[Begin]
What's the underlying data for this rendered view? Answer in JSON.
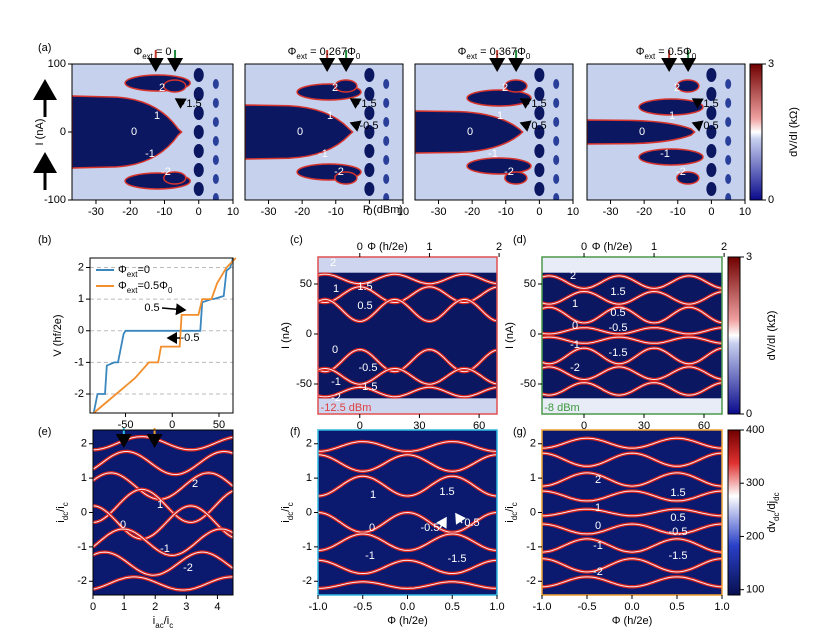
{
  "chart_data": [
    {
      "type": "heatmap",
      "panel_label": "(a)",
      "title": [
        "Φ",
        "ext",
        " = 0"
      ],
      "ylabel": [
        "I (nA)"
      ],
      "xlim": [
        -37,
        10
      ],
      "xticks": [
        -30,
        -20,
        -10,
        0,
        10
      ],
      "ylim": [
        -100,
        100
      ],
      "yticks": [
        -100,
        0,
        100
      ],
      "annotations": [
        "2",
        "1.5",
        "1",
        "0",
        "-1",
        "-2"
      ]
    },
    {
      "type": "heatmap",
      "title": [
        "Φ",
        "ext",
        " = 0.267Φ",
        "0"
      ],
      "xlabel": [
        "P (dBm)"
      ],
      "xlim": [
        -37,
        10
      ],
      "xticks": [
        -30,
        -20,
        -10,
        0,
        10
      ],
      "ylim": [
        -100,
        100
      ],
      "annotations": [
        "2",
        "1.5",
        "1",
        "-0.5",
        "0",
        "-1",
        "-2"
      ]
    },
    {
      "type": "heatmap",
      "title": [
        "Φ",
        "ext",
        " = 0.367Φ",
        "0"
      ],
      "xlim": [
        -37,
        10
      ],
      "xticks": [
        -30,
        -20,
        -10,
        0,
        10
      ],
      "ylim": [
        -100,
        100
      ],
      "annotations": [
        "2",
        "1.5",
        "1",
        "0.5",
        "0",
        "-1",
        "-2"
      ]
    },
    {
      "type": "heatmap",
      "title": [
        "Φ",
        "ext",
        " = 0.5Φ",
        "0"
      ],
      "xlim": [
        -37,
        10
      ],
      "xticks": [
        -30,
        -20,
        -10,
        0,
        10
      ],
      "ylim": [
        -100,
        100
      ],
      "annotations": [
        "2",
        "1.5",
        "1",
        "0.5",
        "0",
        "-1",
        "-2"
      ],
      "colorbar": {
        "label": [
          "dV/dI (kΩ)"
        ],
        "lim": [
          0,
          3
        ],
        "ticks": [
          0,
          3
        ]
      }
    },
    {
      "type": "line",
      "panel_label": "(b)",
      "xlabel": [
        "I (nA)"
      ],
      "ylabel": [
        "V (hf/2e)"
      ],
      "xlim": [
        -88,
        65
      ],
      "xticks": [
        -50,
        0,
        50
      ],
      "ylim": [
        -2.6,
        2.3
      ],
      "yticks": [
        -2,
        -1,
        0,
        1,
        2
      ],
      "grid": true,
      "legend": "upper left",
      "series": [
        {
          "name": [
            "Φ",
            "ext",
            "=0"
          ],
          "color": "#3a87c0",
          "x": [
            -84,
            -80,
            -72,
            -70,
            -62,
            -58,
            -52,
            -50,
            30,
            32,
            42,
            44,
            55,
            58,
            62,
            65
          ],
          "values": [
            -2.6,
            -2,
            -2,
            -1.1,
            -1,
            -1,
            -0.1,
            0,
            0,
            0.9,
            1,
            1,
            1.1,
            1.9,
            2,
            2.3
          ]
        },
        {
          "name": [
            "Φ",
            "ext",
            "=0.5Φ",
            "0"
          ],
          "color": "#f28e2b",
          "x": [
            -84,
            -60,
            -40,
            -25,
            -15,
            -12,
            8,
            10,
            28,
            32,
            42,
            48,
            58,
            68
          ],
          "values": [
            -2.6,
            -2,
            -1.5,
            -1,
            -1,
            -0.5,
            -0.5,
            0.5,
            0.5,
            1,
            1,
            1.5,
            2,
            2.3
          ]
        }
      ],
      "annotations": [
        "0.5",
        "-0.5"
      ]
    },
    {
      "type": "heatmap",
      "panel_label": "(c)",
      "xlabel": [
        "B (μT)"
      ],
      "x2label": [
        "Φ (h/2e)"
      ],
      "ylabel": [
        "I (nA)"
      ],
      "xlim": [
        -21,
        69
      ],
      "xticks": [
        0,
        30,
        60
      ],
      "x2lim": [
        -0.6,
        1.97
      ],
      "x2ticks": [
        0,
        1,
        2
      ],
      "ylim": [
        -80,
        77
      ],
      "yticks": [
        -50,
        0,
        50
      ],
      "frame_color": "#e05050",
      "annotations": [
        "2",
        "1.5",
        "1",
        "0.5",
        "0",
        "-0.5",
        "-1.5",
        "-1",
        "-2",
        "-12.5 dBm"
      ]
    },
    {
      "type": "heatmap",
      "panel_label": "(d)",
      "xlabel": [
        "B (μT)"
      ],
      "x2label": [
        "Φ (h/2e)"
      ],
      "ylabel": [
        "I (nA)"
      ],
      "xlim": [
        -21,
        69
      ],
      "xticks": [
        0,
        30,
        60
      ],
      "x2lim": [
        -0.6,
        1.97
      ],
      "x2ticks": [
        0,
        1,
        2
      ],
      "ylim": [
        -80,
        77
      ],
      "yticks": [
        -50,
        0,
        50
      ],
      "frame_color": "#4a9a4a",
      "annotations": [
        "2",
        "1.5",
        "1",
        "0.5",
        "0",
        "-0.5",
        "-1",
        "-1.5",
        "-2",
        "-8 dBm"
      ],
      "colorbar": {
        "label": [
          "dV/dI (kΩ)"
        ],
        "lim": [
          0,
          3
        ],
        "ticks": [
          0,
          3
        ]
      }
    },
    {
      "type": "heatmap",
      "panel_label": "(e)",
      "xlabel": [
        "i",
        "ac",
        "/i",
        "c"
      ],
      "ylabel": [
        "i",
        "dc",
        "/i",
        "c"
      ],
      "xlim": [
        0,
        4.5
      ],
      "xticks": [
        0,
        1,
        2,
        3,
        4
      ],
      "ylim": [
        -2.4,
        2.4
      ],
      "yticks": [
        -2,
        -1,
        0,
        1,
        2
      ],
      "annotations": [
        "2",
        "1",
        "0",
        "-1",
        "-2"
      ]
    },
    {
      "type": "heatmap",
      "panel_label": "(f)",
      "xlabel": [
        "Φ (h/2e)"
      ],
      "ylabel": [
        "i",
        "dc",
        "/i",
        "c"
      ],
      "xlim": [
        -1,
        1
      ],
      "xticks": [
        {
          "value": -1,
          "label": "-1.0"
        },
        {
          "value": -0.5,
          "label": "-0.5"
        },
        {
          "value": 0,
          "label": "0.0"
        },
        {
          "value": 0.5,
          "label": "0.5"
        },
        {
          "value": 1,
          "label": "1.0"
        }
      ],
      "ylim": [
        -2.4,
        2.4
      ],
      "yticks": [
        -2,
        -1,
        0,
        1,
        2
      ],
      "frame_color": "#30b8e0",
      "annotations": [
        "1",
        "1.5",
        "0",
        "0.5",
        "-0.5",
        "-1",
        "-1.5"
      ]
    },
    {
      "type": "heatmap",
      "panel_label": "(g)",
      "xlabel": [
        "Φ (h/2e)"
      ],
      "ylabel": [
        "i",
        "dc",
        "/i",
        "c"
      ],
      "xlim": [
        -1,
        1
      ],
      "xticks": [
        {
          "value": -1,
          "label": "-1.0"
        },
        {
          "value": -0.5,
          "label": "-0.5"
        },
        {
          "value": 0,
          "label": "0.0"
        },
        {
          "value": 0.5,
          "label": "0.5"
        },
        {
          "value": 1,
          "label": "1.0"
        }
      ],
      "ylim": [
        -2.4,
        2.4
      ],
      "yticks": [
        -2,
        -1,
        0,
        1,
        2
      ],
      "frame_color": "#f0a030",
      "annotations": [
        "2",
        "1.5",
        "1",
        "0.5",
        "0",
        "-0.5",
        "-1",
        "-1.5",
        "-2"
      ],
      "colorbar": {
        "label": [
          "dv",
          "dc",
          "/dj",
          "dc"
        ],
        "lim": [
          90,
          400
        ],
        "ticks": [
          100,
          200,
          300,
          400
        ]
      }
    }
  ]
}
[End]
## [What to work on]
Do not copy the pictures, but repeat every line exactly.

## [Reply to the exercise]
What's the underlying data for this rendered view? Answer in JSON.
{
  "chart_data": [
    {
      "type": "heatmap",
      "panel_label": "(a)",
      "title": [
        "Φ",
        "ext",
        " = 0"
      ],
      "ylabel": [
        "I (nA)"
      ],
      "xlim": [
        -37,
        10
      ],
      "xticks": [
        -30,
        -20,
        -10,
        0,
        10
      ],
      "ylim": [
        -100,
        100
      ],
      "yticks": [
        -100,
        0,
        100
      ],
      "annotations": [
        "2",
        "1.5",
        "1",
        "0",
        "-1",
        "-2"
      ]
    },
    {
      "type": "heatmap",
      "title": [
        "Φ",
        "ext",
        " = 0.267Φ",
        "0"
      ],
      "xlabel": [
        "P (dBm)"
      ],
      "xlim": [
        -37,
        10
      ],
      "xticks": [
        -30,
        -20,
        -10,
        0,
        10
      ],
      "ylim": [
        -100,
        100
      ],
      "annotations": [
        "2",
        "1.5",
        "1",
        "-0.5",
        "0",
        "-1",
        "-2"
      ]
    },
    {
      "type": "heatmap",
      "title": [
        "Φ",
        "ext",
        " = 0.367Φ",
        "0"
      ],
      "xlim": [
        -37,
        10
      ],
      "xticks": [
        -30,
        -20,
        -10,
        0,
        10
      ],
      "ylim": [
        -100,
        100
      ],
      "annotations": [
        "2",
        "1.5",
        "1",
        "0.5",
        "0",
        "-1",
        "-2"
      ]
    },
    {
      "type": "heatmap",
      "title": [
        "Φ",
        "ext",
        " = 0.5Φ",
        "0"
      ],
      "xlim": [
        -37,
        10
      ],
      "xticks": [
        -30,
        -20,
        -10,
        0,
        10
      ],
      "ylim": [
        -100,
        100
      ],
      "annotations": [
        "2",
        "1.5",
        "1",
        "0.5",
        "0",
        "-1",
        "-2"
      ],
      "colorbar": {
        "label": [
          "dV/dI (kΩ)"
        ],
        "lim": [
          0,
          3
        ],
        "ticks": [
          0,
          3
        ]
      }
    },
    {
      "type": "line",
      "panel_label": "(b)",
      "xlabel": [
        "I (nA)"
      ],
      "ylabel": [
        "V (hf/2e)"
      ],
      "xlim": [
        -88,
        65
      ],
      "xticks": [
        -50,
        0,
        50
      ],
      "ylim": [
        -2.6,
        2.3
      ],
      "yticks": [
        -2,
        -1,
        0,
        1,
        2
      ],
      "grid": true,
      "legend": "upper left",
      "series": [
        {
          "name": [
            "Φ",
            "ext",
            "=0"
          ],
          "color": "#3a87c0",
          "x": [
            -84,
            -80,
            -72,
            -70,
            -62,
            -58,
            -52,
            -50,
            30,
            32,
            42,
            44,
            55,
            58,
            62,
            65
          ],
          "values": [
            -2.6,
            -2,
            -2,
            -1.1,
            -1,
            -1,
            -0.1,
            0,
            0,
            0.9,
            1,
            1,
            1.1,
            1.9,
            2,
            2.3
          ]
        },
        {
          "name": [
            "Φ",
            "ext",
            "=0.5Φ",
            "0"
          ],
          "color": "#f28e2b",
          "x": [
            -84,
            -60,
            -40,
            -25,
            -15,
            -12,
            8,
            10,
            28,
            32,
            42,
            48,
            58,
            68
          ],
          "values": [
            -2.6,
            -2,
            -1.5,
            -1,
            -1,
            -0.5,
            -0.5,
            0.5,
            0.5,
            1,
            1,
            1.5,
            2,
            2.3
          ]
        }
      ],
      "annotations": [
        "0.5",
        "-0.5"
      ]
    },
    {
      "type": "heatmap",
      "panel_label": "(c)",
      "xlabel": [
        "B (μT)"
      ],
      "x2label": [
        "Φ (h/2e)"
      ],
      "ylabel": [
        "I (nA)"
      ],
      "xlim": [
        -21,
        69
      ],
      "xticks": [
        0,
        30,
        60
      ],
      "x2lim": [
        -0.6,
        1.97
      ],
      "x2ticks": [
        0,
        1,
        2
      ],
      "ylim": [
        -80,
        77
      ],
      "yticks": [
        -50,
        0,
        50
      ],
      "frame_color": "#e05050",
      "annotations": [
        "2",
        "1.5",
        "1",
        "0.5",
        "0",
        "-0.5",
        "-1.5",
        "-1",
        "-2",
        "-12.5 dBm"
      ]
    },
    {
      "type": "heatmap",
      "panel_label": "(d)",
      "xlabel": [
        "B (μT)"
      ],
      "x2label": [
        "Φ (h/2e)"
      ],
      "ylabel": [
        "I (nA)"
      ],
      "xlim": [
        -21,
        69
      ],
      "xticks": [
        0,
        30,
        60
      ],
      "x2lim": [
        -0.6,
        1.97
      ],
      "x2ticks": [
        0,
        1,
        2
      ],
      "ylim": [
        -80,
        77
      ],
      "yticks": [
        -50,
        0,
        50
      ],
      "frame_color": "#4a9a4a",
      "annotations": [
        "2",
        "1.5",
        "1",
        "0.5",
        "0",
        "-0.5",
        "-1",
        "-1.5",
        "-2",
        "-8 dBm"
      ],
      "colorbar": {
        "label": [
          "dV/dI (kΩ)"
        ],
        "lim": [
          0,
          3
        ],
        "ticks": [
          0,
          3
        ]
      }
    },
    {
      "type": "heatmap",
      "panel_label": "(e)",
      "xlabel": [
        "i",
        "ac",
        "/i",
        "c"
      ],
      "ylabel": [
        "i",
        "dc",
        "/i",
        "c"
      ],
      "xlim": [
        0,
        4.5
      ],
      "xticks": [
        0,
        1,
        2,
        3,
        4
      ],
      "ylim": [
        -2.4,
        2.4
      ],
      "yticks": [
        -2,
        -1,
        0,
        1,
        2
      ],
      "annotations": [
        "2",
        "1",
        "0",
        "-1",
        "-2"
      ]
    },
    {
      "type": "heatmap",
      "panel_label": "(f)",
      "xlabel": [
        "Φ (h/2e)"
      ],
      "ylabel": [
        "i",
        "dc",
        "/i",
        "c"
      ],
      "xlim": [
        -1,
        1
      ],
      "xticks": [
        {
          "value": -1,
          "label": "-1.0"
        },
        {
          "value": -0.5,
          "label": "-0.5"
        },
        {
          "value": 0,
          "label": "0.0"
        },
        {
          "value": 0.5,
          "label": "0.5"
        },
        {
          "value": 1,
          "label": "1.0"
        }
      ],
      "ylim": [
        -2.4,
        2.4
      ],
      "yticks": [
        -2,
        -1,
        0,
        1,
        2
      ],
      "frame_color": "#30b8e0",
      "annotations": [
        "1",
        "1.5",
        "0",
        "0.5",
        "-0.5",
        "-1",
        "-1.5"
      ]
    },
    {
      "type": "heatmap",
      "panel_label": "(g)",
      "xlabel": [
        "Φ (h/2e)"
      ],
      "ylabel": [
        "i",
        "dc",
        "/i",
        "c"
      ],
      "xlim": [
        -1,
        1
      ],
      "xticks": [
        {
          "value": -1,
          "label": "-1.0"
        },
        {
          "value": -0.5,
          "label": "-0.5"
        },
        {
          "value": 0,
          "label": "0.0"
        },
        {
          "value": 0.5,
          "label": "0.5"
        },
        {
          "value": 1,
          "label": "1.0"
        }
      ],
      "ylim": [
        -2.4,
        2.4
      ],
      "yticks": [
        -2,
        -1,
        0,
        1,
        2
      ],
      "frame_color": "#f0a030",
      "annotations": [
        "2",
        "1.5",
        "1",
        "0.5",
        "0",
        "-0.5",
        "-1",
        "-1.5",
        "-2"
      ],
      "colorbar": {
        "label": [
          "dv",
          "dc",
          "/dj",
          "dc"
        ],
        "lim": [
          90,
          400
        ],
        "ticks": [
          100,
          200,
          300,
          400
        ]
      }
    }
  ]
}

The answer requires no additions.